▶ **What is expected**
Copy every line of the data that contains the string "like".
• • • • • • •
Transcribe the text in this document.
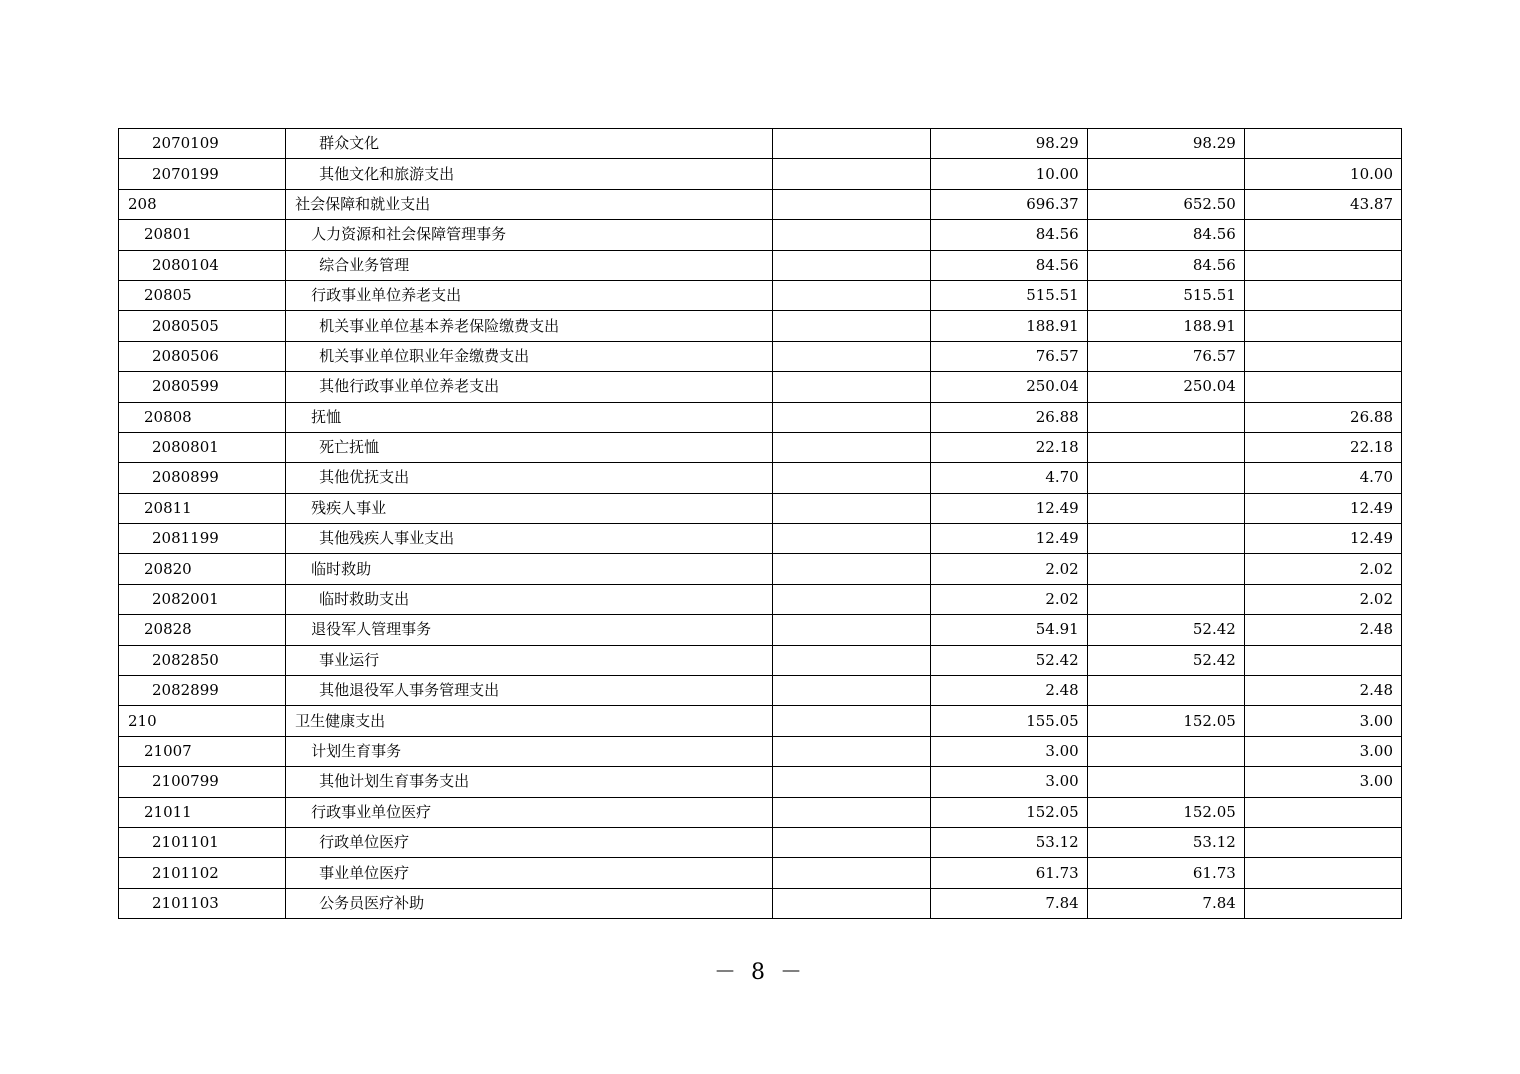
2070109	群众文化		98.29	98.29	
2070199	其他文化和旅游支出		10.00		10.00
208	社会保障和就业支出		696.37	652.50	43.87
20801	人力资源和社会保障管理事务		84.56	84.56	
2080104	综合业务管理		84.56	84.56	
20805	行政事业单位养老支出		515.51	515.51	
2080505	机关事业单位基本养老保险缴费支出		188.91	188.91	
2080506	机关事业单位职业年金缴费支出		76.57	76.57	
2080599	其他行政事业单位养老支出		250.04	250.04	
20808	抚恤		26.88		26.88
2080801	死亡抚恤		22.18		22.18
2080899	其他优抚支出		4.70		4.70
20811	残疾人事业		12.49		12.49
2081199	其他残疾人事业支出		12.49		12.49
20820	临时救助		2.02		2.02
2082001	临时救助支出		2.02		2.02
20828	退役军人管理事务		54.91	52.42	2.48
2082850	事业运行		52.42	52.42	
2082899	其他退役军人事务管理支出		2.48		2.48
210	卫生健康支出		155.05	152.05	3.00
21007	计划生育事务		3.00		3.00
2100799	其他计划生育事务支出		3.00		3.00
21011	行政事业单位医疗		152.05	152.05	
2101101	行政单位医疗		53.12	53.12	
2101102	事业单位医疗		61.73	61.73	
2101103	公务员医疗补助		7.84	7.84	
－ 8 －
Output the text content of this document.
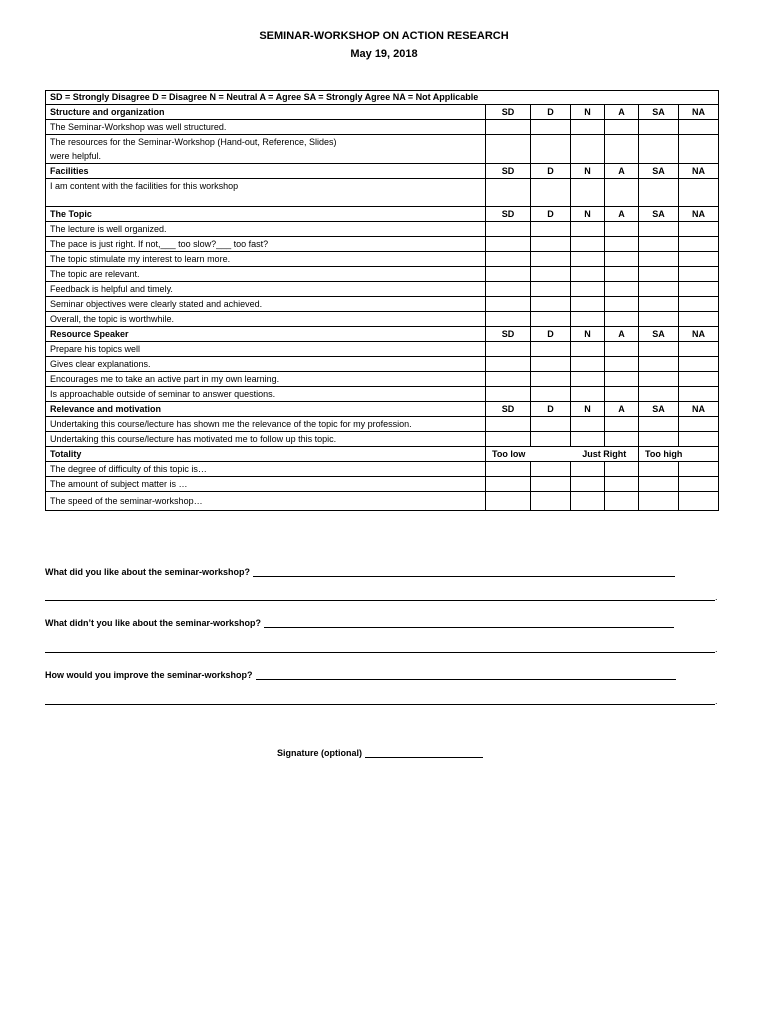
SEMINAR-WORKSHOP ON ACTION RESEARCH
May 19, 2018
SD = Strongly Disagree D = Disagree N = Neutral A = Agree SA = Strongly Agree NA = Not Applicable						
Structure and organization	SD	D	N	A	SA	NA
The Seminar-Workshop was well structured.						
The resources for the Seminar-Workshop (Hand-out, Reference, Slides)
were helpful.						
Facilities	SD	D	N	A	SA	NA
I am content with the facilities for this workshop						
The Topic	SD	D	N	A	SA	NA
The lecture is well organized.						
The pace is just right. If not,___ too slow?___ too fast?						
The topic stimulate my interest to learn more.						
The topic are relevant.						
Feedback is helpful and timely.						
Seminar objectives were clearly stated and achieved.						
Overall, the topic is worthwhile.						
Resource Speaker	SD	D	N	A	SA	NA
Prepare his topics well						
Gives clear explanations.						
Encourages me to take an active part in my own learning.						
Is approachable outside of seminar to answer questions.						
Relevance and motivation	SD	D	N	A	SA	NA
Undertaking this course/lecture has shown me the relevance of the topic for my profession.						
Undertaking this course/lecture has motivated me to follow up this topic.						
Totality	Too low		Just Right		Too high	
The degree of difficulty of this topic is…						
The amount of subject matter is …						
The speed of the seminar-workshop…						
What did you like about the seminar-workshop?
.
What didn’t you like about the seminar-workshop?
.
How would you improve the seminar-workshop?
.
Signature (optional)
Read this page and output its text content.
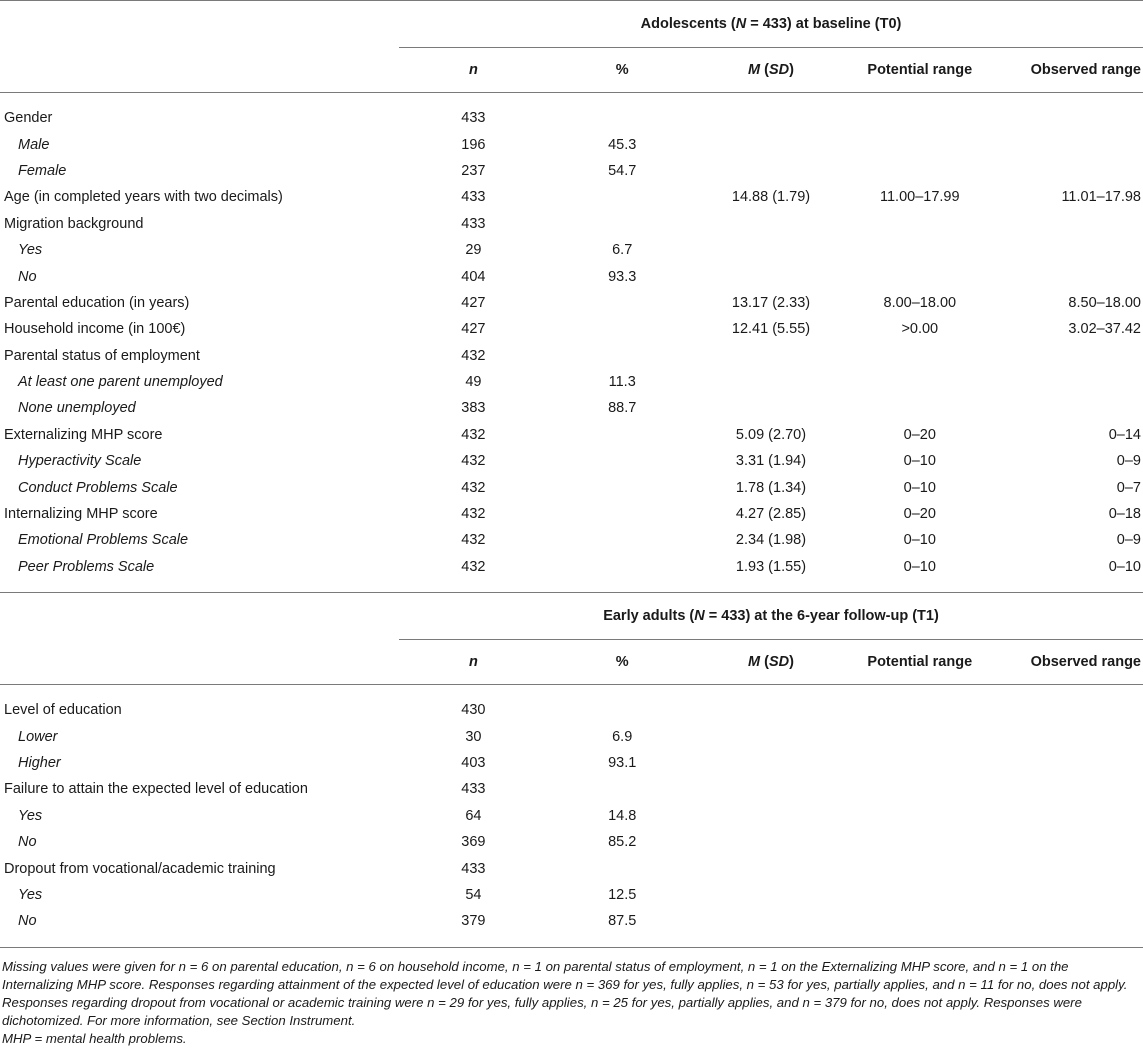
	Adolescents (N = 433) at baseline (T0)				
	n	%	M (SD)	Potential range	Observed range

Gender	433				
Male	196	45.3			
Female	237	54.7			
Age (in completed years with two decimals)	433		14.88 (1.79)	11.00–17.99	11.01–17.98
Migration background	433				
Yes	29	6.7			
No	404	93.3			
Parental education (in years)	427		13.17 (2.33)	8.00–18.00	8.50–18.00
Household income (in 100€)	427		12.41 (5.55)	>0.00	3.02–37.42
Parental status of employment	432				
At least one parent unemployed	49	11.3			
None unemployed	383	88.7			
Externalizing MHP score	432		5.09 (2.70)	0–20	0–14
Hyperactivity Scale	432		3.31 (1.94)	0–10	0–9
Conduct Problems Scale	432		1.78 (1.34)	0–10	0–7
Internalizing MHP score	432		4.27 (2.85)	0–20	0–18
Emotional Problems Scale	432		2.34 (1.98)	0–10	0–9
Peer Problems Scale	432		1.93 (1.55)	0–10	0–10

	Early adults (N = 433) at the 6-year follow-up (T1)				
	n	%	M (SD)	Potential range	Observed range

Level of education	430				
Lower	30	6.9			
Higher	403	93.1			
Failure to attain the expected level of education	433				
Yes	64	14.8			
No	369	85.2			
Dropout from vocational/academic training	433				
Yes	54	12.5			
No	379	87.5			

Missing values were given for n = 6 on parental education, n = 6 on household income, n = 1 on parental status of employment, n = 1 on the Externalizing MHP score, and n = 1 on the Internalizing MHP score. Responses regarding attainment of the expected level of education were n = 369 for yes, fully applies, n = 53 for yes, partially applies, and n = 11 for no, does not apply. Responses regarding dropout from vocational or academic training were n = 29 for yes, fully applies, n = 25 for yes, partially applies, and n = 379 for no, does not apply. Responses were dichotomized. For more information, see Section Instrument.
MHP = mental health problems.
• • • • • • •
▶ **Correct output**
What did you like about the seminar-workshop?
What didn’t you like about the seminar-workshop?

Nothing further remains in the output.